WORK REQUIRED
Copy the platinum investment article between "This even goes" and "40% since 2014.", inclusive, swapping "common sense" for "usual assumption".

======== TEXT BLOCK

August 21, 2024 | Issue 76

Platinum vs Gold: Is Now the Right Time to Invest in Platinum

Nikolay Stoykov
Managing Partner at Alaric Securities
Platinum vs. Gold : A visual representation of gold and platinum bars highlighting the differences in investment potential.

In our earlier discussion on gold alternatives, we spotlighted platinum as a potential investment choice. In light of growing reader interest, we’re diving deeper into comparing platinum vs gold. While gold has seen substantial gains over the past decade, platinum has faced a significant decline, diverging from its historical correlation with gold. This prompts a reassessment of platinum’s investment potential.

The Key Graph: Gold vs Platinum Returns

First, here’s the graph that initially caught our attention to platinum.

The graph above shows the 10-year returns for the gold ETF GLD (81.7%), silver ETF SLV (34.78%), palladium ETF PALL (-1.22%), and platinum ETF PPLT (-39.19%). While these ETFs have minimal management fees, they do not explain the poor performance of the Platinum ETF.

This even goes against the common sense that inflation, in the long run, should increase the prices of all assets. That has been true for practically all assets—except platinum. It is not just down a bit like palladium, -1.22% for the 10 years; platinum has been cheaper by nearly 40% since 2014.

This may be a good time for a little bit of mental education. Gold, silver, platinum, and palladium are the most commonly known and traded precious metals. According to Wikipedia, there are 16 precious metals. All of them trade, but aside from the first four, most others are illiquid and only traded OTC. An active futures market for metals and physical ETFs holding the metal makes gold, silver, platinum, and palladium more interesting.

Historical Price Correlation

Let’s look at platinum vs gold over the long run – 40-year price history (courtesy of Macrotrends):

As you can see for yourself, the historical correlation is very high. Usually, platinum has been more expensive than gold—sometimes a lot more expensive—up until 2016-2017, when the price of gold started to rise, and platinum never followed. Why would that be?

This is actually a very difficult question to answer, and to begin answering it, we need to do another set of metals education. First, data for precious metals is incredibly difficult to find. Countries use statistics differently, and sometimes, those statistics may not be entirely trustworthy.

Moreover, when data is aggregated, errors, omissions, double counting, and educated guesses could occur. It’s just part of life in the precious metals markets. Let’s start with one source we have learned to trust – Wikipedia.

More precisely, global production of the above-mentioned precious metals for 2023.

================
======== MATERIAL SHOWN

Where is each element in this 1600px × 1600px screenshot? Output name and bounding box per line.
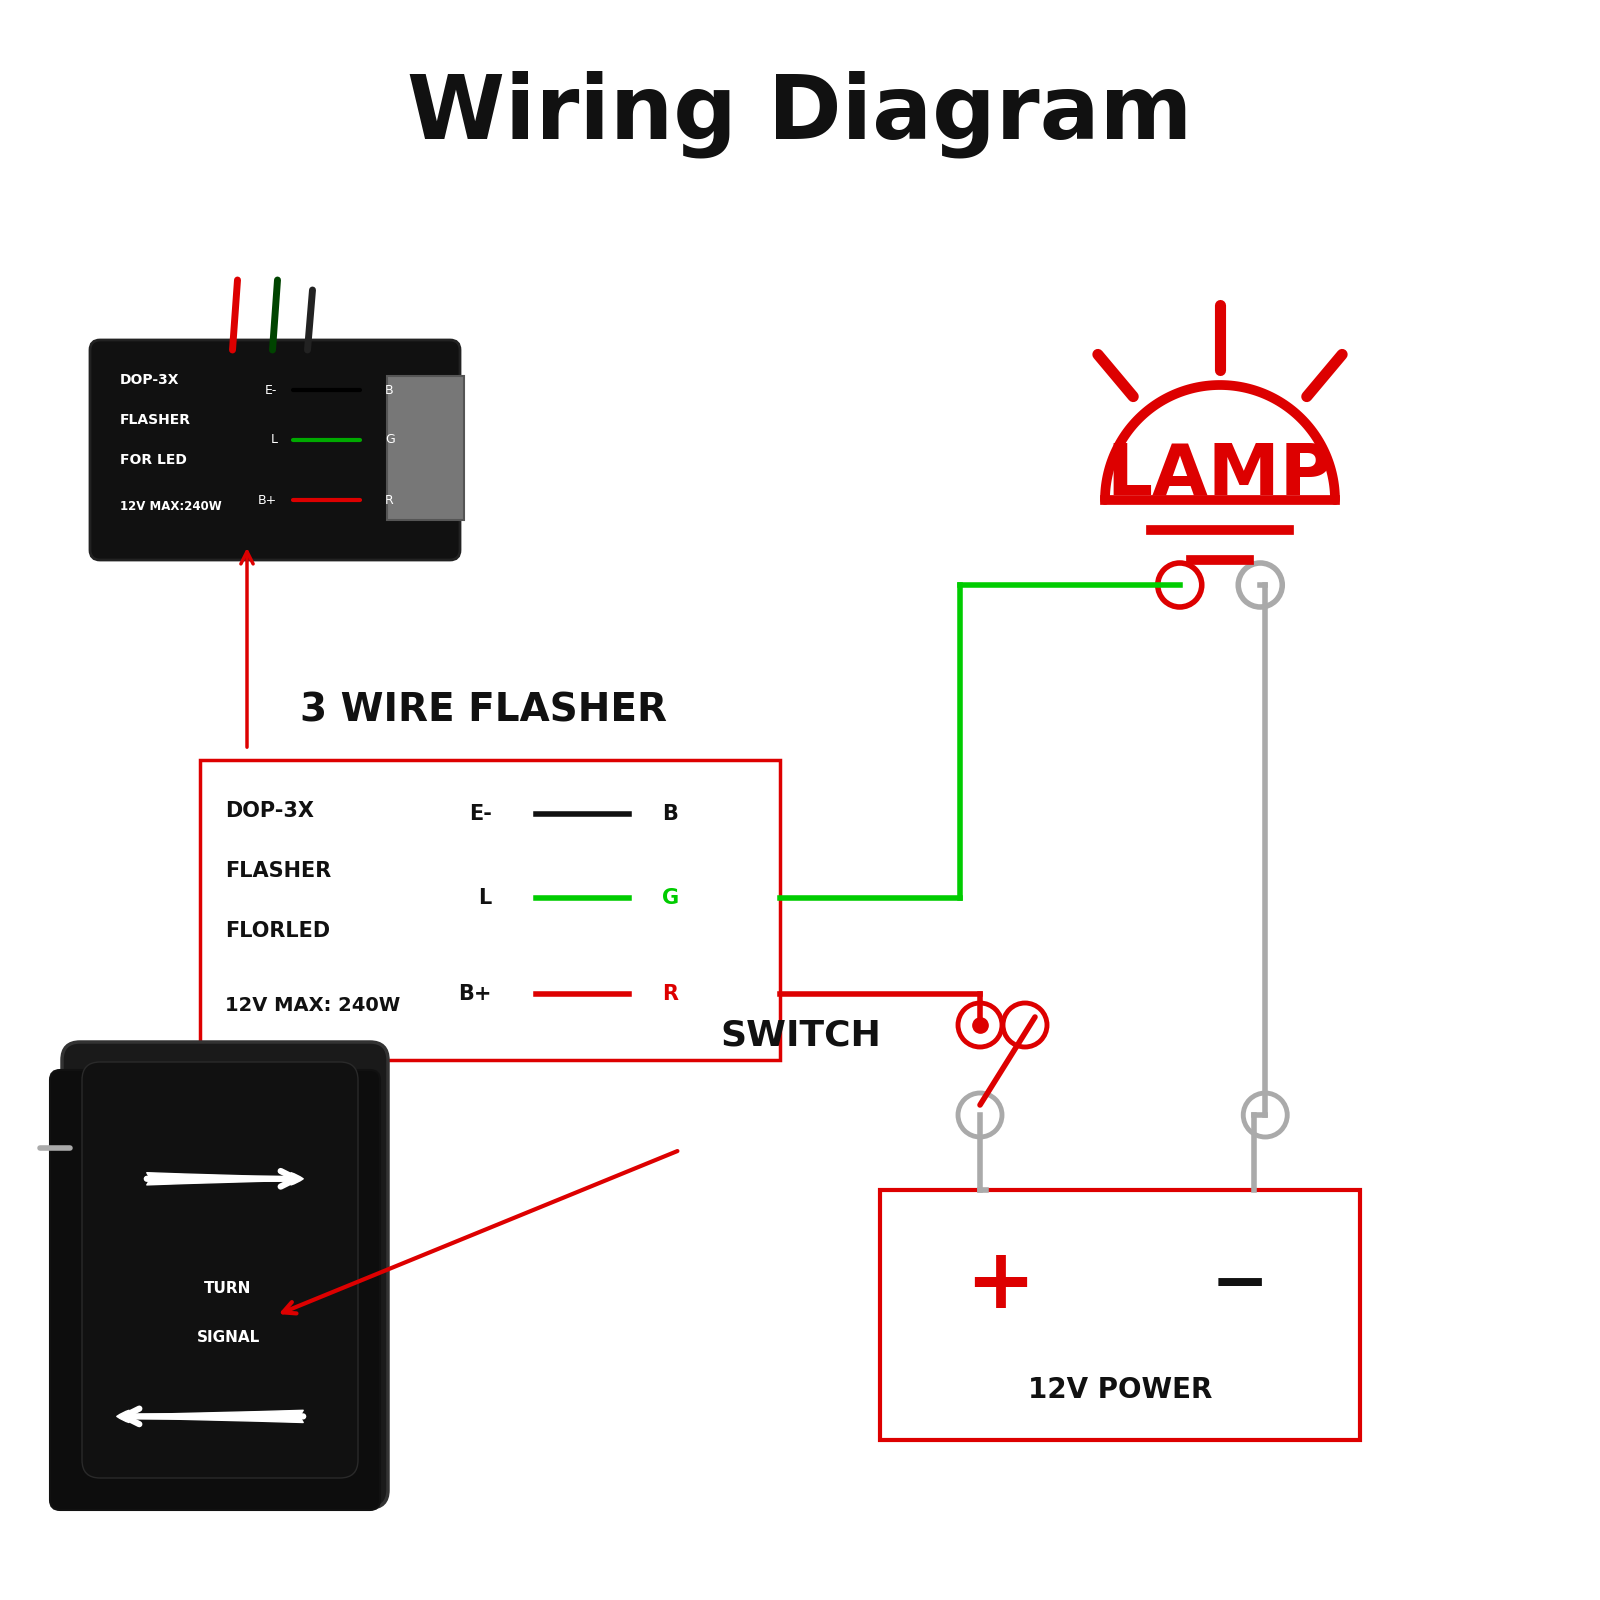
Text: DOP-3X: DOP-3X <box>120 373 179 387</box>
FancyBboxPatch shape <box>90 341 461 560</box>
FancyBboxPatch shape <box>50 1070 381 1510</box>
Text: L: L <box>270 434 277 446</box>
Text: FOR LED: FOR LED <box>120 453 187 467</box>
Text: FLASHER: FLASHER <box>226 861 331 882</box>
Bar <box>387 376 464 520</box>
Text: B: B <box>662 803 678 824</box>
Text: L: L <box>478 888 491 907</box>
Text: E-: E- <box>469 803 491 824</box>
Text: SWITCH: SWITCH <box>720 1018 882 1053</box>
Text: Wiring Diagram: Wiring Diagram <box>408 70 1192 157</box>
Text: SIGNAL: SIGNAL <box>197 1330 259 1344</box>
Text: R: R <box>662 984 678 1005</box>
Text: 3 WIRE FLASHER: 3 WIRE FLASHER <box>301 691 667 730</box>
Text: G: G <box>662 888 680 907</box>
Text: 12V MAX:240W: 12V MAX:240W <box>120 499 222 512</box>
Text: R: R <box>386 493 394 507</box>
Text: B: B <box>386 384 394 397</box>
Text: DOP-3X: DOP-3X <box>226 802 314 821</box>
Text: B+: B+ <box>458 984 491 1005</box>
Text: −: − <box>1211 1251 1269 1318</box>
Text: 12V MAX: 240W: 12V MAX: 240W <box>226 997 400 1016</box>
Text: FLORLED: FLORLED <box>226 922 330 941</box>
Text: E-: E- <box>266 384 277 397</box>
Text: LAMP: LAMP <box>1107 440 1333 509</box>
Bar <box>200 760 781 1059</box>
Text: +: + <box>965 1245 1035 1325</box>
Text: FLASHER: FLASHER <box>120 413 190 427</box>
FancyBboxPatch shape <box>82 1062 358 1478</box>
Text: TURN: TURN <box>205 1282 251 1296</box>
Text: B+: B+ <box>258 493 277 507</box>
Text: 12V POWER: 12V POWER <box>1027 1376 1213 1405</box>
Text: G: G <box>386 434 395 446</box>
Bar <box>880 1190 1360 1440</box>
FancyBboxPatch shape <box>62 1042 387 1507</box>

================

ANSWER TO THIS PROBLEM
This even goes against the usual assumption that inflation, in the long run, should increase the prices of all assets. That has been true for practically all assets—except platinum. It is not just down a bit like palladium, -1.22% for the 10 years; platinum has been cheaper by nearly 40% since 2014.